**Extracted data**
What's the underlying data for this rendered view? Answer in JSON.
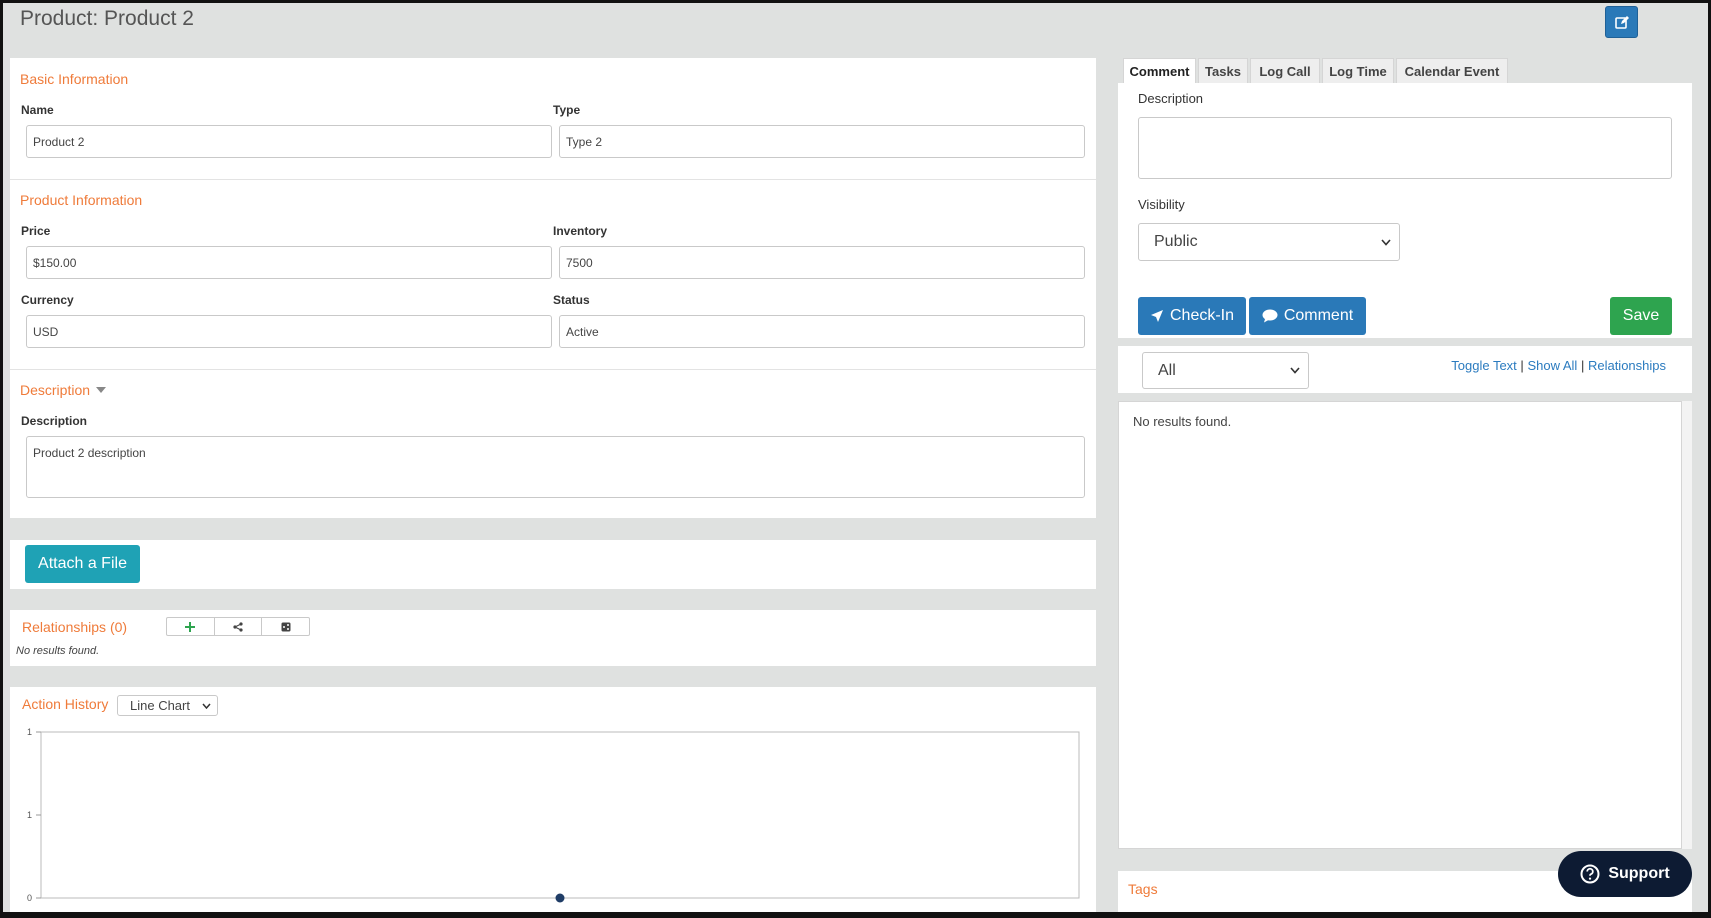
{
  "header": {
    "title": "Product: Product 2"
  },
  "basic_info": {
    "title": "Basic Information",
    "name_label": "Name",
    "name_value": "Product 2",
    "type_label": "Type",
    "type_value": "Type 2"
  },
  "product_info": {
    "title": "Product Information",
    "price_label": "Price",
    "price_value": "$150.00",
    "inventory_label": "Inventory",
    "inventory_value": "7500",
    "currency_label": "Currency",
    "currency_value": "USD",
    "status_label": "Status",
    "status_value": "Active"
  },
  "description_section": {
    "title": "Description",
    "label": "Description",
    "value": "Product 2 description"
  },
  "attach": {
    "label": "Attach a File"
  },
  "relationships": {
    "title": "Relationships (0)",
    "empty": "No results found."
  },
  "action_history": {
    "title": "Action History",
    "chart_type_selected": "Line Chart"
  },
  "chart_data": {
    "type": "line",
    "title": "",
    "xlabel": "",
    "ylabel": "",
    "y_tick_labels": [
      "1",
      "1",
      "0"
    ],
    "points": [
      {
        "x": 0.5,
        "y": 0
      }
    ],
    "ylim": [
      0,
      1
    ],
    "grid": false
  },
  "compose": {
    "tabs": [
      {
        "label": "Comment",
        "active": true
      },
      {
        "label": "Tasks",
        "active": false
      },
      {
        "label": "Log Call",
        "active": false
      },
      {
        "label": "Log Time",
        "active": false
      },
      {
        "label": "Calendar Event",
        "active": false
      }
    ],
    "description_label": "Description",
    "visibility_label": "Visibility",
    "visibility_value": "Public",
    "checkin_label": "Check-In",
    "comment_label": "Comment",
    "save_label": "Save"
  },
  "history_filter": {
    "filter_value": "All",
    "toggle_text": "Toggle Text",
    "show_all": "Show All",
    "relationships": "Relationships",
    "sep": "|",
    "empty": "No results found."
  },
  "tags": {
    "title": "Tags"
  },
  "support": {
    "label": "Support"
  },
  "colors": {
    "accent_orange": "#ef7b3a",
    "primary_blue": "#2a79b8",
    "teal": "#1fa2b5",
    "green": "#2ea44f",
    "navy": "#0d1b33"
  }
}
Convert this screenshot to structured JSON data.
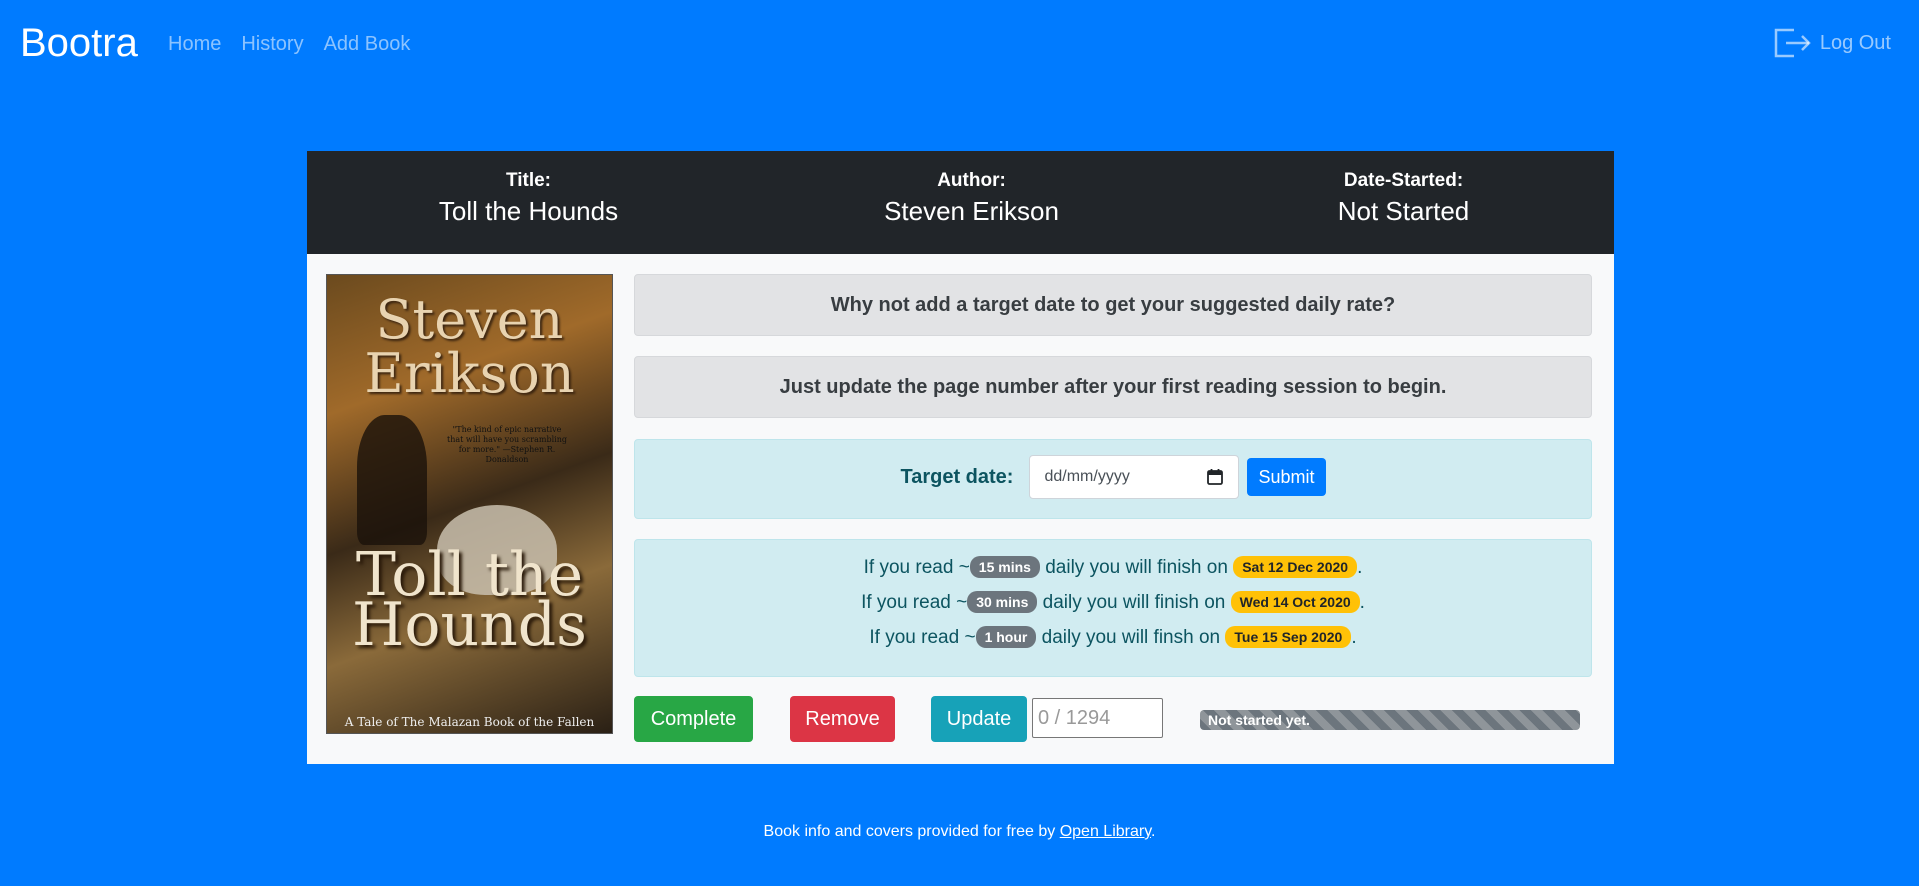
{
  "nav": {
    "brand": "Bootra",
    "links": [
      "Home",
      "History",
      "Add Book"
    ],
    "logout": "Log Out"
  },
  "book": {
    "title_label": "Title:",
    "title": "Toll the Hounds",
    "author_label": "Author:",
    "author": "Steven Erikson",
    "date_label": "Date-Started:",
    "date_started": "Not Started",
    "cover": {
      "author_text": "Steven Erikson",
      "quote": "\"The kind of epic narrative that will have you scrambling for more.\" —Stephen R. Donaldson",
      "title_text": "Toll the Hounds",
      "series": "A Tale of The Malazan Book of the Fallen"
    }
  },
  "alerts": {
    "target_hint": "Why not add a target date to get your suggested daily rate?",
    "update_hint": "Just update the page number after your first reading session to begin."
  },
  "target": {
    "label": "Target date:",
    "placeholder": "dd/mm/yyyy",
    "submit": "Submit"
  },
  "rates": [
    {
      "prefix": "If you read ~",
      "amount": "15 mins",
      "middle": " daily you will finish on ",
      "date": "Sat 12 Dec 2020",
      "suffix": "."
    },
    {
      "prefix": "If you read ~",
      "amount": "30 mins",
      "middle": " daily you will finish on ",
      "date": "Wed 14 Oct 2020",
      "suffix": "."
    },
    {
      "prefix": "If you read ~",
      "amount": "1 hour",
      "middle": " daily you will finsh on ",
      "date": "Tue 15 Sep 2020",
      "suffix": "."
    }
  ],
  "actions": {
    "complete": "Complete",
    "remove": "Remove",
    "update": "Update",
    "page_placeholder": "0 / 1294"
  },
  "progress": {
    "label": "Not started yet.",
    "value": 0
  },
  "footer": {
    "text": "Book info and covers provided for free by ",
    "link": "Open Library",
    "end": "."
  },
  "colors": {
    "background": "#007bff",
    "header": "#212529",
    "complete": "#28a745",
    "remove": "#dc3545",
    "update": "#17a2b8",
    "badge_date": "#ffc107"
  }
}
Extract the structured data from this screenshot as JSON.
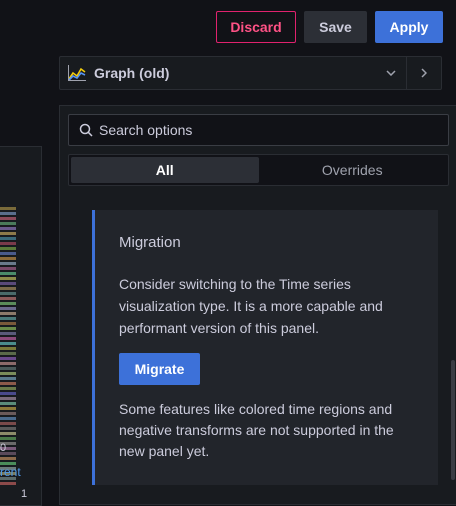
{
  "toolbar": {
    "discard_label": "Discard",
    "save_label": "Save",
    "apply_label": "Apply"
  },
  "viz_picker": {
    "selected": "Graph (old)",
    "icon": "graph-icon",
    "chevron_icon": "chevron-down-icon",
    "next_icon": "chevron-right-icon"
  },
  "options": {
    "search_placeholder": "Search options",
    "tabs": [
      {
        "label": "All",
        "active": true
      },
      {
        "label": "Overrides",
        "active": false
      }
    ]
  },
  "migration": {
    "title": "Migration",
    "body": "Consider switching to the Time series visualization type. It is a more capable and performant version of this panel.",
    "button_label": "Migrate",
    "note": "Some features like colored time regions and negative transforms are not supported in the new panel yet."
  },
  "left_panel": {
    "axis_zero": "0",
    "legend_fragment": "rent",
    "value_fragment": "1"
  },
  "colors": {
    "accent": "#3d71d9",
    "danger": "#e0226e",
    "background": "#111217",
    "panel": "#181b1f"
  }
}
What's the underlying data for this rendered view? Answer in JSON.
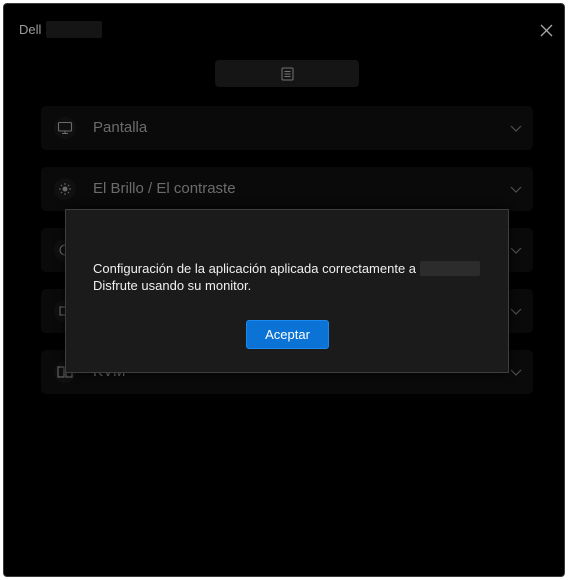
{
  "window": {
    "app_title": "Dell",
    "close_icon": "close-icon"
  },
  "toolbar": {
    "icon": "document-list-icon"
  },
  "sections": [
    {
      "label": "Pantalla",
      "icon": "monitor-icon"
    },
    {
      "label": "El Brillo / El contraste",
      "icon": "brightness-icon"
    },
    {
      "label": "",
      "icon": "circle-icon"
    },
    {
      "label": "",
      "icon": "input-icon"
    },
    {
      "label": "KVM",
      "icon": "kvm-icon"
    }
  ],
  "dialog": {
    "message_line1": "Configuración de la aplicación aplicada correctamente a",
    "message_line2": "Disfrute usando su monitor.",
    "accept_label": "Aceptar"
  },
  "colors": {
    "background": "#000000",
    "dialog_bg": "#1b1b1b",
    "accent": "#0b73d6"
  }
}
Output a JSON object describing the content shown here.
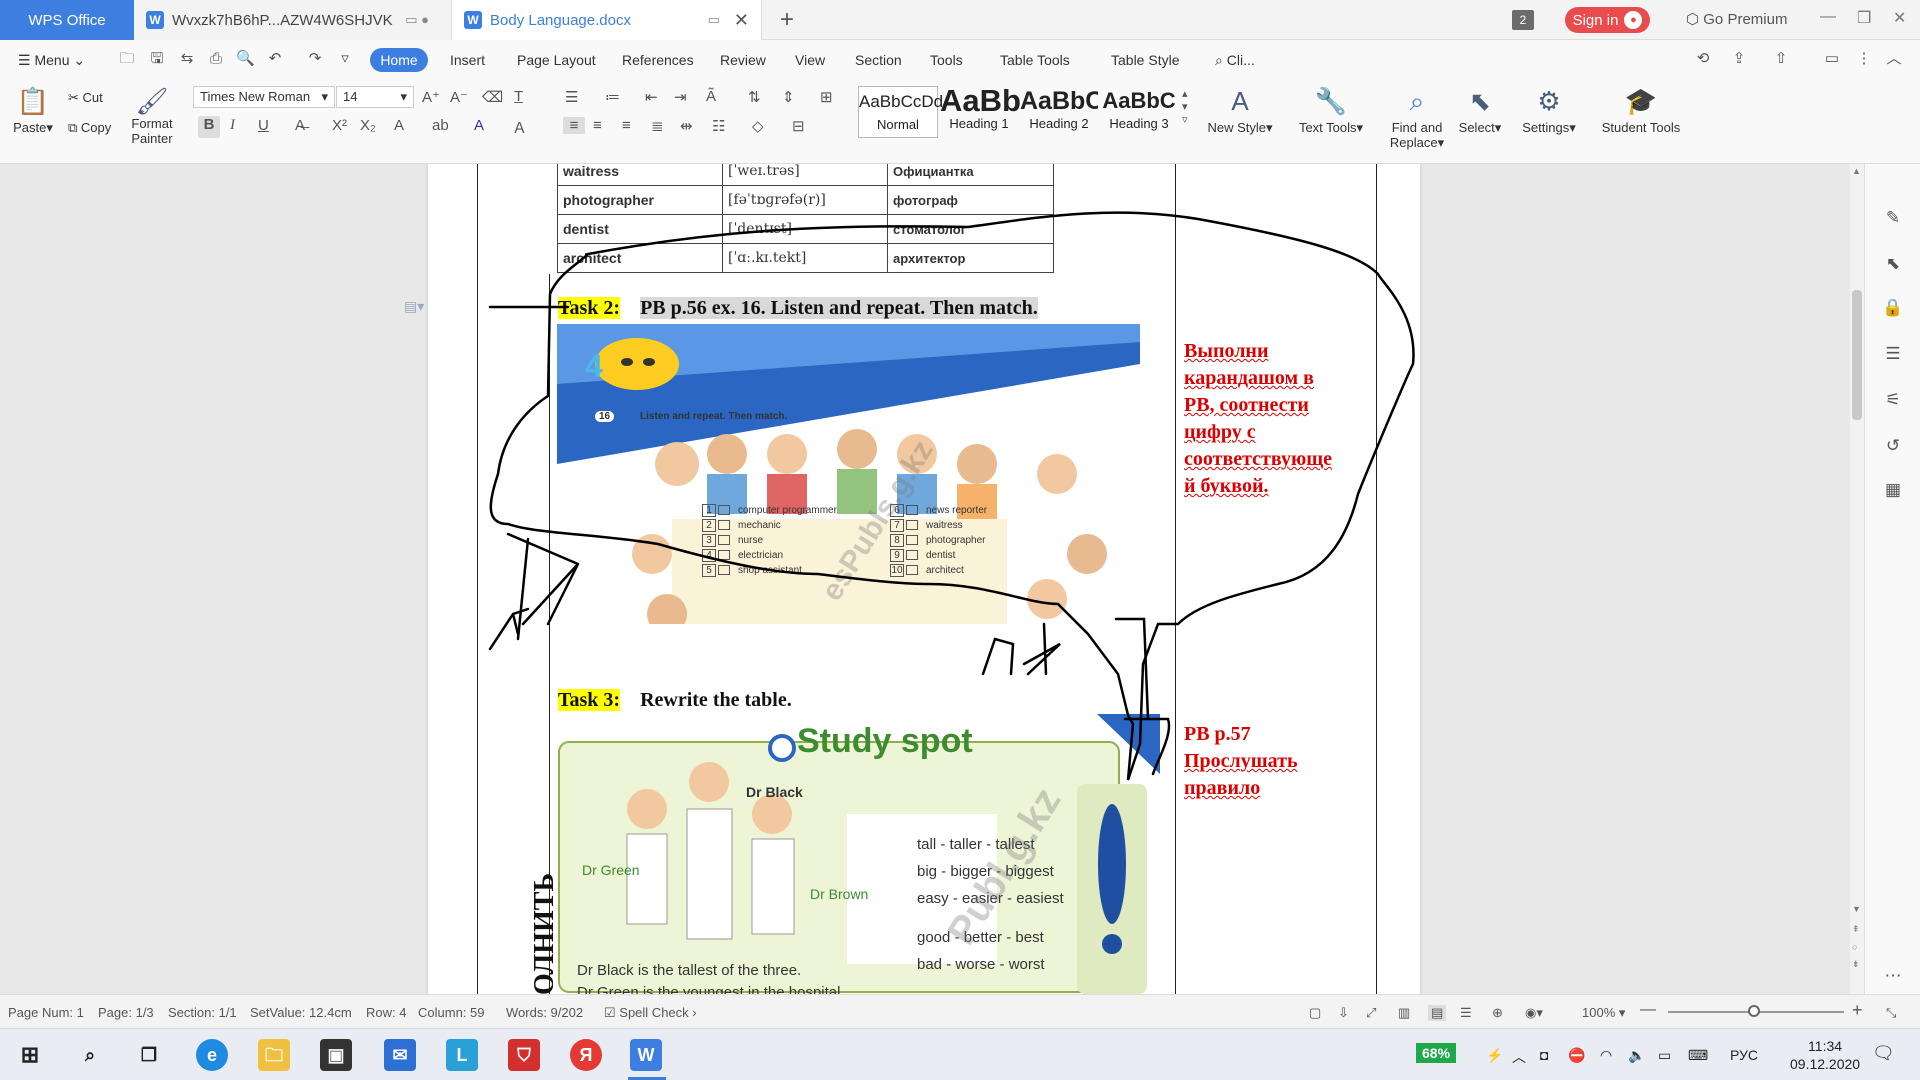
{
  "titlebar": {
    "app_tab": "WPS Office",
    "doc_tab_1": "Wvxzk7hB6hP...AZW4W6SHJVK",
    "doc_tab_2": "Body Language.docx",
    "doc_count": "2",
    "signin": "Sign in",
    "premium": "Go Premium"
  },
  "menubar": {
    "menu": "Menu",
    "items": [
      "Home",
      "Insert",
      "Page Layout",
      "References",
      "Review",
      "View",
      "Section",
      "Tools",
      "Table Tools",
      "Table Style"
    ],
    "search": "Cli..."
  },
  "ribbon": {
    "paste": "Paste",
    "cut": "Cut",
    "copy": "Copy",
    "format_painter_1": "Format",
    "format_painter_2": "Painter",
    "font_name": "Times New Roman",
    "font_size": "14",
    "styles": [
      {
        "sample": "AaBbCcDd",
        "name": "Normal"
      },
      {
        "sample": "AaBb",
        "name": "Heading 1"
      },
      {
        "sample": "AaBbC",
        "name": "Heading 2"
      },
      {
        "sample": "AaBbC",
        "name": "Heading 3"
      }
    ],
    "new_style": "New Style",
    "text_tools": "Text Tools",
    "find_replace_1": "Find and",
    "find_replace_2": "Replace",
    "select": "Select",
    "settings": "Settings",
    "student_tools": "Student Tools"
  },
  "document": {
    "table_rows": [
      {
        "en": "waitress",
        "ipa": "[ˈweɪ.trəs]",
        "ru": "Официантка"
      },
      {
        "en": "photographer",
        "ipa": "[fəˈtɒɡrəfə(r)]",
        "ru": "фотограф"
      },
      {
        "en": "dentist",
        "ipa": "[ˈdentɪst]",
        "ru": "стоматолог"
      },
      {
        "en": "architect",
        "ipa": "[ˈɑː.kɪ.tekt]",
        "ru": "архитектор"
      }
    ],
    "task2_label": "Task 2:",
    "task2_text": "PB p.56 ex. 16. Listen and repeat. Then match.",
    "task2_note": [
      "Выполни",
      "карандашом в",
      "РВ, соотнести",
      "цифру с",
      "соответствующе",
      "й буквой."
    ],
    "task3_label": "Task 3:",
    "task3_text": "Rewrite the table.",
    "task3_note": [
      "РВ р.57",
      "Прослушать",
      "правило"
    ],
    "vertical_text": "ОЛНИТЬ",
    "image1": {
      "badge": "4",
      "exercise": "16",
      "instruction": "Listen and repeat. Then match.",
      "left_list": [
        "computer programmer",
        "mechanic",
        "nurse",
        "electrician",
        "shop assistant"
      ],
      "left_nums": [
        "1",
        "2",
        "3",
        "4",
        "5"
      ],
      "right_list": [
        "news reporter",
        "waitress",
        "photographer",
        "dentist",
        "architect"
      ],
      "right_nums": [
        "6",
        "7",
        "8",
        "9",
        "10"
      ],
      "watermark": "esPubls.g.kz"
    },
    "image2": {
      "title": "Study spot",
      "names": [
        "Dr Black",
        "Dr Green",
        "Dr Brown"
      ],
      "rules": [
        "tall - taller - tallest",
        "big - bigger - biggest",
        "easy - easier - easiest",
        "good - better - best",
        "bad - worse - worst"
      ],
      "sentences": [
        "Dr Black is the tallest of the three.",
        "Dr Green is the youngest in the hospital."
      ],
      "watermark": "Publ.g.kz"
    }
  },
  "statusbar": {
    "page_num": "Page Num: 1",
    "page": "Page: 1/3",
    "section": "Section: 1/1",
    "setvalue": "SetValue: 12.4cm",
    "row": "Row: 4",
    "column": "Column: 59",
    "words": "Words: 9/202",
    "spell": "Spell Check",
    "zoom": "100%"
  },
  "taskbar": {
    "battery": "68%",
    "lang": "РУС",
    "time": "11:34",
    "date": "09.12.2020"
  },
  "colors": {
    "accent": "#3c7fe0",
    "signin": "#e84c4c",
    "note_red": "#dd0000",
    "highlight_yellow": "#ffff00"
  }
}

**Task to carry out**
Identify and list each line with the word "icon".

**Solution for this exercise**
    "icon": "graph-icon",
    "chevron_icon": "chevron-down-icon",
    "next_icon": "chevron-right-icon"
    "close_icon": "close-icon"
    "icon": "document-list-icon"
      "icon": "monitor-icon"
      "icon": "brightness-icon"
      "icon": "circle-icon"
      "icon": "input-icon"
      "icon": "kvm-icon"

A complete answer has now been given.